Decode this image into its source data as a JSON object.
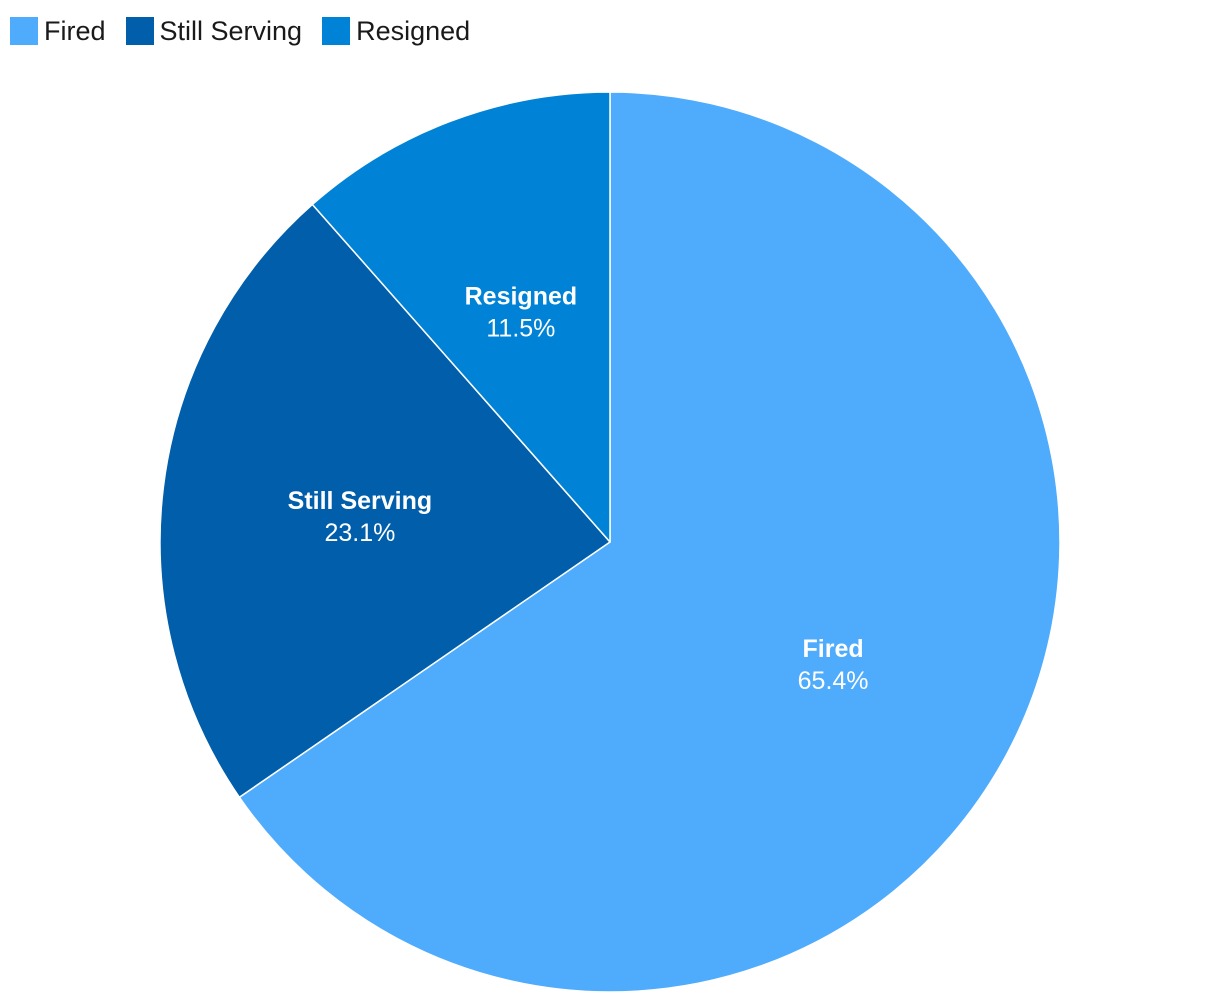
{
  "chart_data": {
    "type": "pie",
    "title": "",
    "legend_position": "top-left",
    "slices": [
      {
        "label": "Fired",
        "value": 65.4,
        "display": "65.4%",
        "color": "#4FABFC"
      },
      {
        "label": "Still Serving",
        "value": 23.1,
        "display": "23.1%",
        "color": "#005EAA"
      },
      {
        "label": "Resigned",
        "value": 11.5,
        "display": "11.5%",
        "color": "#0083D6"
      }
    ]
  }
}
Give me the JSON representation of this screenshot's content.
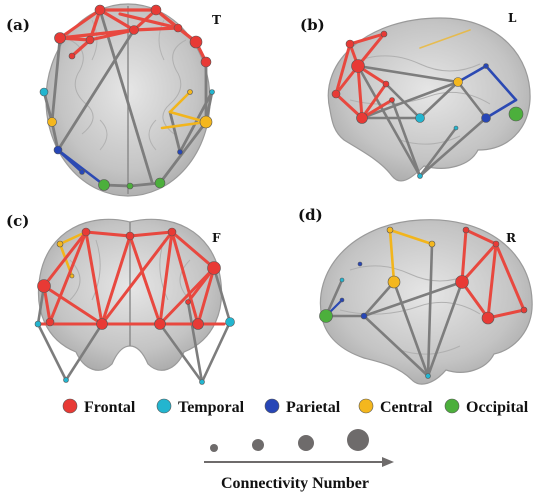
{
  "panels": [
    {
      "id": "a",
      "label": "(a)",
      "view": "T"
    },
    {
      "id": "b",
      "label": "(b)",
      "view": "L"
    },
    {
      "id": "c",
      "label": "(c)",
      "view": "F"
    },
    {
      "id": "d",
      "label": "(d)",
      "view": "R"
    }
  ],
  "legend": {
    "items": [
      {
        "label": "Frontal",
        "color": "#e83a35"
      },
      {
        "label": "Temporal",
        "color": "#23b5cf"
      },
      {
        "label": "Parietal",
        "color": "#2746b6"
      },
      {
        "label": "Central",
        "color": "#f4b71e"
      },
      {
        "label": "Occipital",
        "color": "#4caf3c"
      }
    ]
  },
  "scale": {
    "title": "Connectivity Number",
    "marker_color": "#6e6b6b"
  },
  "colors": {
    "frontal_edge": "#e8483f",
    "central_edge": "#f2b51c",
    "parietal_edge": "#2b49b3",
    "other_edge": "#7d7d7d"
  }
}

******************************

### Problem description
Quote every line word for word and keep the images out of the copy.

### Finished task
Decode this image into its source data as a JSON object.
{
  "chart_data": {
    "type": "pie",
    "title": "",
    "legend_position": "top-left",
    "slices": [
      {
        "label": "Fired",
        "value": 65.4,
        "display": "65.4%",
        "color": "#4FABFC"
      },
      {
        "label": "Still Serving",
        "value": 23.1,
        "display": "23.1%",
        "color": "#005EAA"
      },
      {
        "label": "Resigned",
        "value": 11.5,
        "display": "11.5%",
        "color": "#0083D6"
      }
    ]
  }
}
Give me the JSON representation of this screenshot's content.
{
  "panels": [
    {
      "id": "a",
      "label": "(a)",
      "view": "T"
    },
    {
      "id": "b",
      "label": "(b)",
      "view": "L"
    },
    {
      "id": "c",
      "label": "(c)",
      "view": "F"
    },
    {
      "id": "d",
      "label": "(d)",
      "view": "R"
    }
  ],
  "legend": {
    "items": [
      {
        "label": "Frontal",
        "color": "#e83a35"
      },
      {
        "label": "Temporal",
        "color": "#23b5cf"
      },
      {
        "label": "Parietal",
        "color": "#2746b6"
      },
      {
        "label": "Central",
        "color": "#f4b71e"
      },
      {
        "label": "Occipital",
        "color": "#4caf3c"
      }
    ]
  },
  "scale": {
    "title": "Connectivity Number",
    "marker_color": "#6e6b6b"
  },
  "colors": {
    "frontal_edge": "#e8483f",
    "central_edge": "#f2b51c",
    "parietal_edge": "#2b49b3",
    "other_edge": "#7d7d7d"
  }
}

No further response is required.